● **Set task**:
Identify each line in the listing below that contains the word "server", and copy every such line in full.

┌─ Extracted material

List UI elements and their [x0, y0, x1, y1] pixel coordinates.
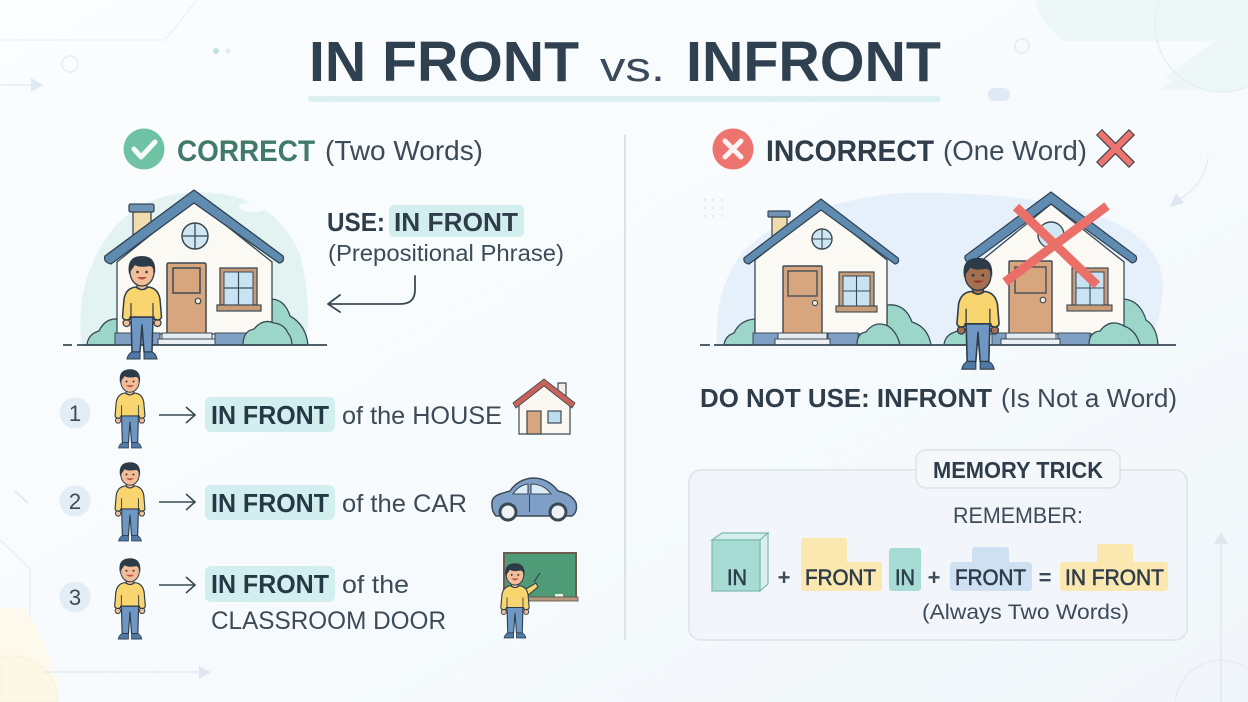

└─
┌─ Extracted material

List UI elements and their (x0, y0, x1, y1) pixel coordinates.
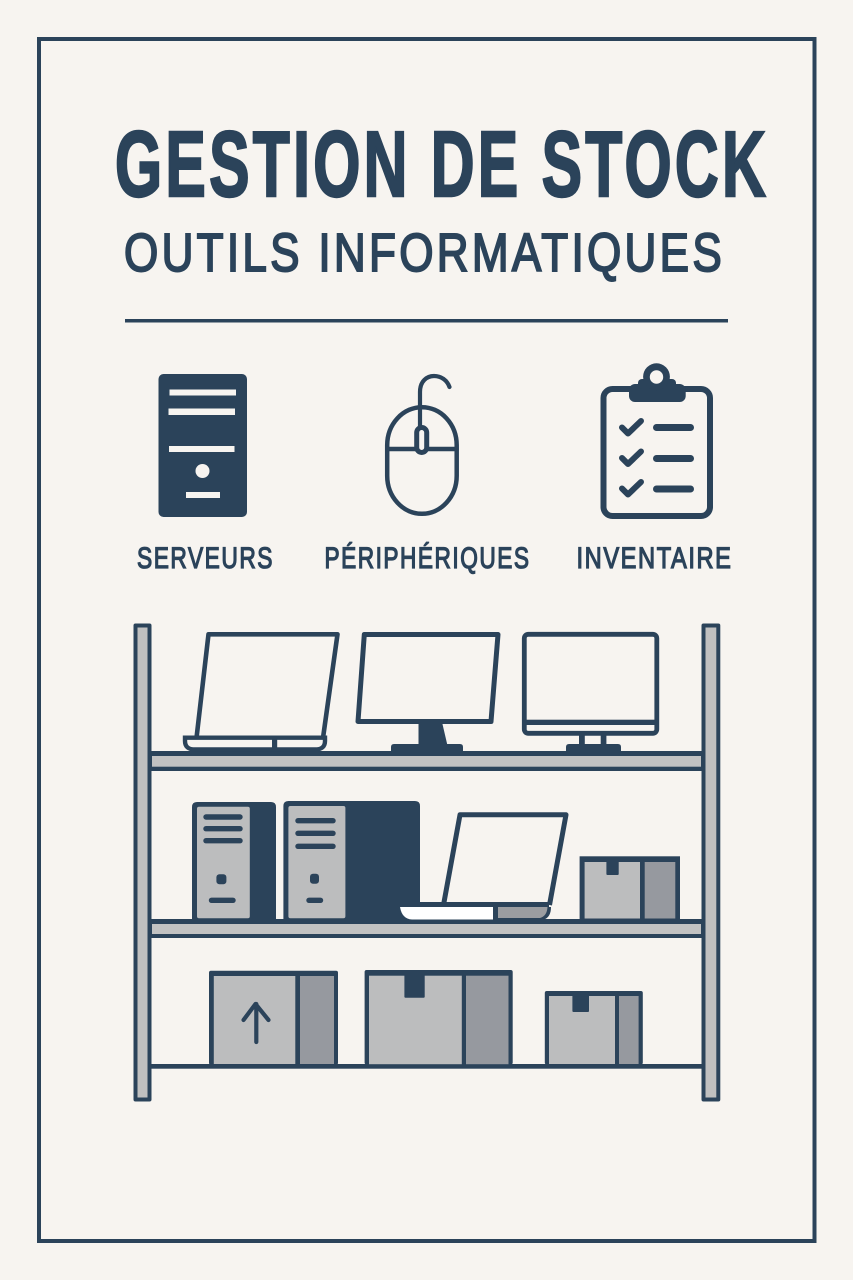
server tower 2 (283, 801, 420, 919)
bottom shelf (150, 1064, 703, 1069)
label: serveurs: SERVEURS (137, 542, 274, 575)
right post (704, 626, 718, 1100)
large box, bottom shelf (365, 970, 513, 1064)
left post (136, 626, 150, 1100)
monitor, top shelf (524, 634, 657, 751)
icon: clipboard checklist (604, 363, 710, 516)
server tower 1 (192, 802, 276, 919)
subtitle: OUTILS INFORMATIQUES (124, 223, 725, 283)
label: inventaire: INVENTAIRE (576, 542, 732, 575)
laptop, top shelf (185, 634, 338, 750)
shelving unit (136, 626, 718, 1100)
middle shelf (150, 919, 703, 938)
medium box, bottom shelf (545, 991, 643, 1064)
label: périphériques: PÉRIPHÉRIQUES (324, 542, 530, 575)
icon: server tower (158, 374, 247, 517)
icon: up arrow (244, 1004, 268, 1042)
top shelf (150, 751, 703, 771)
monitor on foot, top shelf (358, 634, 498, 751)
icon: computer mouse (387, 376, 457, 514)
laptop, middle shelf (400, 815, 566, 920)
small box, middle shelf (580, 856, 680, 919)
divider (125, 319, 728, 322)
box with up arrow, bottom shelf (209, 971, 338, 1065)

└─

● **Solved exercise**:
server tower 2 (283, 801, 420, 919)
server tower 1 (192, 802, 276, 919)
icon: server tower (158, 374, 247, 517)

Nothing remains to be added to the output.